**** Material for this exercise ****

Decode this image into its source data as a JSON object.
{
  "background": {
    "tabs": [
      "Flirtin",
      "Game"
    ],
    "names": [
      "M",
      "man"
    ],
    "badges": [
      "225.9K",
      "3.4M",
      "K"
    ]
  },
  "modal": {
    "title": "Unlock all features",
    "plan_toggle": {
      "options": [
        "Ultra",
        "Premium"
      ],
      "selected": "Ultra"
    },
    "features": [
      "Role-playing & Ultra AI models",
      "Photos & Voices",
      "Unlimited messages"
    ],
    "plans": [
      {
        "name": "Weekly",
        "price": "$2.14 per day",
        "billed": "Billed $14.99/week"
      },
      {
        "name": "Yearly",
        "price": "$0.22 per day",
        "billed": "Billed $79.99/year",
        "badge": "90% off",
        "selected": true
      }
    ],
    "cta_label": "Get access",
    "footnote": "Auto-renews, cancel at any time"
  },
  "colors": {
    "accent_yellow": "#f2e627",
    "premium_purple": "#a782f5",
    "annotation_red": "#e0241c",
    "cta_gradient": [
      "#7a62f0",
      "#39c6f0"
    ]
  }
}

****

Write an exact transcription of every entry above.

Decode this image into its source data as a JSON object.
{
  "background": {
    "tabs": [
      "Flirtin",
      "Game"
    ],
    "names": [
      "M",
      "man"
    ],
    "badges": [
      "225.9K",
      "3.4M",
      "K"
    ]
  },
  "modal": {
    "title": "Unlock all features",
    "plan_toggle": {
      "options": [
        "Ultra",
        "Premium"
      ],
      "selected": "Ultra"
    },
    "features": [
      "Role-playing & Ultra AI models",
      "Photos & Voices",
      "Unlimited messages"
    ],
    "plans": [
      {
        "name": "Weekly",
        "price": "$2.14 per day",
        "billed": "Billed $14.99/week"
      },
      {
        "name": "Yearly",
        "price": "$0.22 per day",
        "billed": "Billed $79.99/year",
        "badge": "90% off",
        "selected": true
      }
    ],
    "cta_label": "Get access",
    "footnote": "Auto-renews, cancel at any time"
  },
  "colors": {
    "accent_yellow": "#f2e627",
    "premium_purple": "#a782f5",
    "annotation_red": "#e0241c",
    "cta_gradient": [
      "#7a62f0",
      "#39c6f0"
    ]
  }
}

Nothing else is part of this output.